* _What the exercise asks_
Copy the lines below word for word, leaving out the pictures.

* _Collected data entries_
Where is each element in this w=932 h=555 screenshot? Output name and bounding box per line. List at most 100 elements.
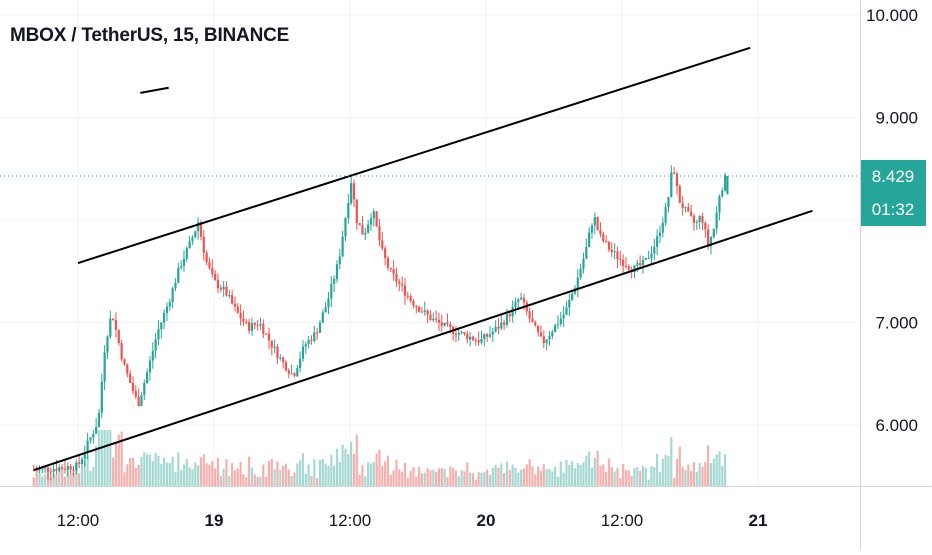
candle-body [335,264,339,280]
candle-body [607,241,611,250]
volume-bar [341,444,344,486]
volume-bars [32,430,727,486]
candle-body [528,311,531,319]
volume-bar [644,467,647,486]
trendlines[interactable] [33,46,813,472]
volume-bar [695,472,698,486]
volume-bar [633,467,636,486]
y-tick-label: 6.000 [875,416,918,435]
candle-body [406,295,409,297]
volume-bar [157,455,160,486]
volume-bar [610,467,613,486]
candle-body [565,307,568,315]
volume-bar [520,469,523,486]
volume-bar [270,458,273,486]
candle-body [670,172,673,198]
candle-body [483,334,486,339]
candle-body [508,314,511,317]
volume-bar [282,465,285,486]
volume-bar [205,463,208,486]
volume-bar [100,430,103,486]
volume-bar [681,466,684,486]
candle-body [151,351,154,361]
candle-body [418,306,421,312]
candle-body [658,232,662,237]
candle-body [378,226,381,241]
volume-bar [338,461,341,486]
volume-bar [466,462,469,486]
volume-bar [627,470,630,486]
channel-lower-line [33,209,813,472]
candle-body [724,175,727,191]
candle-body [480,338,483,343]
volume-bar [483,472,486,486]
volume-bar [112,457,115,486]
volume-bar [469,472,472,486]
volume-bar [641,465,645,486]
candle-body [267,333,271,341]
volume-bar [613,471,616,486]
volume-bar [420,473,424,486]
candle-body [168,302,171,307]
volume-bar [180,470,183,486]
volume-bar [539,470,543,486]
volume-bar [534,474,537,486]
candle-body [208,262,211,268]
candle-body [262,323,265,334]
candle-body [469,336,472,340]
candle-body [182,258,186,267]
volume-bar [78,473,81,486]
candle-body [103,352,106,382]
volume-bar [299,460,302,486]
candle-body [647,257,650,259]
candle-body [627,266,630,270]
short-mark-line [140,86,169,94]
volume-bar [724,454,727,486]
volume-bar [316,478,319,486]
volume-bar [35,471,38,486]
candle-body [282,357,285,363]
volume-bar [216,457,220,486]
volume-bar [457,476,460,486]
volume-bar [38,469,41,486]
volume-bar [437,468,441,486]
candle-body [582,258,585,269]
candle-body [636,263,639,266]
volume-bar [602,464,605,486]
candle-body [180,266,183,268]
volume-bar [123,472,126,486]
candle-body [372,211,375,219]
volume-bar [460,470,463,486]
candle-body [120,343,123,360]
volume-bar [709,463,713,486]
volume-bar [403,462,407,486]
candle-body [95,426,98,434]
candle-body [364,232,367,235]
volume-bar [369,463,373,486]
candle-body [219,288,222,290]
candle-body [165,306,169,314]
volume-bar [381,465,384,486]
candle-body [613,251,616,253]
candle-body [63,468,67,470]
candle-body [384,248,387,259]
candle-body [593,217,596,226]
candle-body [211,267,214,274]
candle-body [571,293,574,301]
volume-bar [276,461,279,486]
volume-bar [191,469,194,486]
candle-body [100,381,103,413]
candle-body [423,310,426,313]
candle-body-last [726,175,729,195]
volume-bar [245,477,248,486]
candle-body [361,225,364,235]
volume-bar [471,473,475,486]
volume-bar [449,466,452,486]
volume-bar [222,468,225,486]
candle-body [72,469,75,471]
candle-body [358,223,361,226]
volume-bar [692,462,696,486]
candle-body [690,211,693,216]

* _Written reply_
Where is each element in this w=932 h=555 screenshot? Output name and bounding box per line. List at most 100 elements.
candle-body [335,264,339,280]
candle-body [607,241,611,250]
volume-bar [341,444,344,486]
volume-bars [32,430,727,486]
candle-body [528,311,531,319]
volume-bar [644,467,647,486]
trendlines[interactable] [33,46,813,472]
volume-bar [695,472,698,486]
volume-bar [633,467,636,486]
y-tick-label: 6.000 [875,416,918,435]
candle-body [406,295,409,297]
volume-bar [157,455,160,486]
volume-bar [610,467,613,486]
candle-body [565,307,568,315]
volume-bar [520,469,523,486]
volume-bar [270,458,273,486]
candle-body [670,172,673,198]
candle-body [483,334,486,339]
candle-body [508,314,511,317]
volume-bar [282,465,285,486]
volume-bar [205,463,208,486]
volume-bar [100,430,103,486]
volume-bar [681,466,684,486]
candle-body [151,351,154,361]
candle-body [418,306,421,312]
candle-body [658,232,662,237]
candle-body [378,226,381,241]
volume-bar [338,461,341,486]
volume-bar [466,462,469,486]
volume-bar [627,470,630,486]
channel-lower-line [33,209,813,472]
candle-body [724,175,727,191]
candle-body [480,338,483,343]
volume-bar [483,472,486,486]
volume-bar [112,457,115,486]
volume-bar [469,472,472,486]
volume-bar [641,465,645,486]
candle-body [267,333,271,341]
volume-bar [613,471,616,486]
volume-bar [420,473,424,486]
candle-body [168,302,171,307]
volume-bar [180,470,183,486]
volume-bar [539,470,543,486]
volume-bar [534,474,537,486]
candle-body [208,262,211,268]
candle-body [262,323,265,334]
candle-body [469,336,472,340]
candle-body [182,258,186,267]
volume-bar [78,473,81,486]
candle-body [103,352,106,382]
volume-bar [299,460,302,486]
candle-body [647,257,650,259]
candle-body [627,266,630,270]
short-mark-line [140,86,169,94]
volume-bar [724,454,727,486]
volume-bar [316,478,319,486]
volume-bar [35,471,38,486]
candle-body [282,357,285,363]
volume-bar [216,457,220,486]
volume-bar [457,476,460,486]
volume-bar [38,469,41,486]
volume-bar [437,468,441,486]
candle-body [582,258,585,269]
candle-body [636,263,639,266]
volume-bar [602,464,605,486]
candle-body [180,266,183,268]
volume-bar [123,472,126,486]
candle-body [372,211,375,219]
volume-bar [460,470,463,486]
candle-body [120,343,123,360]
volume-bar [709,463,713,486]
volume-bar [403,462,407,486]
candle-body [95,426,98,434]
candle-body [364,232,367,235]
volume-bar [369,463,373,486]
candle-body [219,288,222,290]
candle-body [165,306,169,314]
volume-bar [381,465,384,486]
candle-body [613,251,616,253]
candle-body [63,468,67,470]
candle-body [384,248,387,259]
candle-body [593,217,596,226]
candle-body [211,267,214,274]
candle-body [571,293,574,301]
volume-bar [276,461,279,486]
volume-bar [191,469,194,486]
candle-body [100,381,103,413]
candle-body [423,310,426,313]
candle-body-last [726,175,729,195]
volume-bar [245,477,248,486]
candle-body [361,225,364,235]
volume-bar [471,473,475,486]
volume-bar [449,466,452,486]
volume-bar [222,468,225,486]
candle-body [72,469,75,471]
candle-body [358,223,361,226]
volume-bar [692,462,696,486]
candle-body [690,211,693,216]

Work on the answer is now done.